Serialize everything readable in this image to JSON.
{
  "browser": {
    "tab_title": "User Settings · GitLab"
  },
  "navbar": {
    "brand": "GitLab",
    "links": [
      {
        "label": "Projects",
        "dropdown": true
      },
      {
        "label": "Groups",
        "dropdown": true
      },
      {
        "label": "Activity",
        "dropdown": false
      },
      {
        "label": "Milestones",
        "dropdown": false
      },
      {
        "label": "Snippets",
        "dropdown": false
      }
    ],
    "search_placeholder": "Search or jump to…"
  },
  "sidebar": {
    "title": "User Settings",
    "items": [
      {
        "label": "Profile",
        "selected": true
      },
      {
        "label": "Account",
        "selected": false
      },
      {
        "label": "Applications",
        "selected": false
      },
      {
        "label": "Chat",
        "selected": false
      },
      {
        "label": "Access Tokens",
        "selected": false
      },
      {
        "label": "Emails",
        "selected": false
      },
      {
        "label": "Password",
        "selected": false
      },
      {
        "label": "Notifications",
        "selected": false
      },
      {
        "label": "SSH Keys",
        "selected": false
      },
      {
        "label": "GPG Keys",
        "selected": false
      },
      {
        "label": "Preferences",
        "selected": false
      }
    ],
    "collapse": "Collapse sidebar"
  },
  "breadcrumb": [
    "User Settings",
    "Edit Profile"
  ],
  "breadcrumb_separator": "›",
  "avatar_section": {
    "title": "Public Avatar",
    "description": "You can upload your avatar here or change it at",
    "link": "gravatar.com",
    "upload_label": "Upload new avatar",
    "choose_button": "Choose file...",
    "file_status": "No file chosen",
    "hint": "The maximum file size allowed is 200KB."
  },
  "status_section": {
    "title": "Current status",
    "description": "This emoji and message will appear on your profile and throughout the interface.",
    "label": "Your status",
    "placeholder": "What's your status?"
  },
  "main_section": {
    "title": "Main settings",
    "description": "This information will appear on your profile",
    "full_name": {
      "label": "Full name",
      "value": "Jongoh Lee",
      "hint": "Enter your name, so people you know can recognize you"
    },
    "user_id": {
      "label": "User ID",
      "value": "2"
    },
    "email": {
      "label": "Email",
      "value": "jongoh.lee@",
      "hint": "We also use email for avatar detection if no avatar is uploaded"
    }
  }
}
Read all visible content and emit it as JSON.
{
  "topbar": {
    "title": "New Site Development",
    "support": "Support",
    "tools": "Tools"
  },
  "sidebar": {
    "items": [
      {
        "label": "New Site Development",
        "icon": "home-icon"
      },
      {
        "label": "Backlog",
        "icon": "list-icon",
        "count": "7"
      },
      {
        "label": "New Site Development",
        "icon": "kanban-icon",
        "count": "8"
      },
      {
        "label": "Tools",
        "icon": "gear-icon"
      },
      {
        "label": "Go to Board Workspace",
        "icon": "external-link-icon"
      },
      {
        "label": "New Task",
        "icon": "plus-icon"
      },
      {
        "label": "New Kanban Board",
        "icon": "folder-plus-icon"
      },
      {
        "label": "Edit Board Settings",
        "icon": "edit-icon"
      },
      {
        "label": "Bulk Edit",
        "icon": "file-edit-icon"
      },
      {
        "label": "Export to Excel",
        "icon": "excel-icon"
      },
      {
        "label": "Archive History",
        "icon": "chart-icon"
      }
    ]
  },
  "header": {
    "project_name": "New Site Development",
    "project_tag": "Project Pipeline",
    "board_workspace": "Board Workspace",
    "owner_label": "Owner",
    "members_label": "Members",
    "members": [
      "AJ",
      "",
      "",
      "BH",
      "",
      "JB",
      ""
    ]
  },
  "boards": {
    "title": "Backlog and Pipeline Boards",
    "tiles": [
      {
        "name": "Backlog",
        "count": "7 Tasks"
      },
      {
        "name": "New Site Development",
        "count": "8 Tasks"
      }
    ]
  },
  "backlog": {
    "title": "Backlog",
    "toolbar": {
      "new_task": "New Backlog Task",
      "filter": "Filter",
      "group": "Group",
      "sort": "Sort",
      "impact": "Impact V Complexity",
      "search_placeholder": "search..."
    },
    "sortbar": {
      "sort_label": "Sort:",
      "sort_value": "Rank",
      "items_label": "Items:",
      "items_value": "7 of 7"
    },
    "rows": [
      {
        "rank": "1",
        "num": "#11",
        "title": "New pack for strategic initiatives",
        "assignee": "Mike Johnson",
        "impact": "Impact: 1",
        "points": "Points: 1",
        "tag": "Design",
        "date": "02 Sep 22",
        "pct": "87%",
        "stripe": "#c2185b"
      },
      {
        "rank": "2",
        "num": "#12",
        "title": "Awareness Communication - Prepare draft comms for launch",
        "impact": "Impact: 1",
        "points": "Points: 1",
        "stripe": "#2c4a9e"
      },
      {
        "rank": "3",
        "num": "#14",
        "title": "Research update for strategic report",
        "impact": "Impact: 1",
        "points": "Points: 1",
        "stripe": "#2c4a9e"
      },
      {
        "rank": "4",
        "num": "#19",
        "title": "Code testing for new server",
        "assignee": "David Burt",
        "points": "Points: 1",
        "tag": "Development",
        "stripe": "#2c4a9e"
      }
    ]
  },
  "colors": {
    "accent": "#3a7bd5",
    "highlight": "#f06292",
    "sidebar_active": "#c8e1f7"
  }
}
--*--
Given problem. Within the data above, pick out all lines holding the word "assignee".

Output.
        "assignee": "Mike Johnson",
        "assignee": "David Burt",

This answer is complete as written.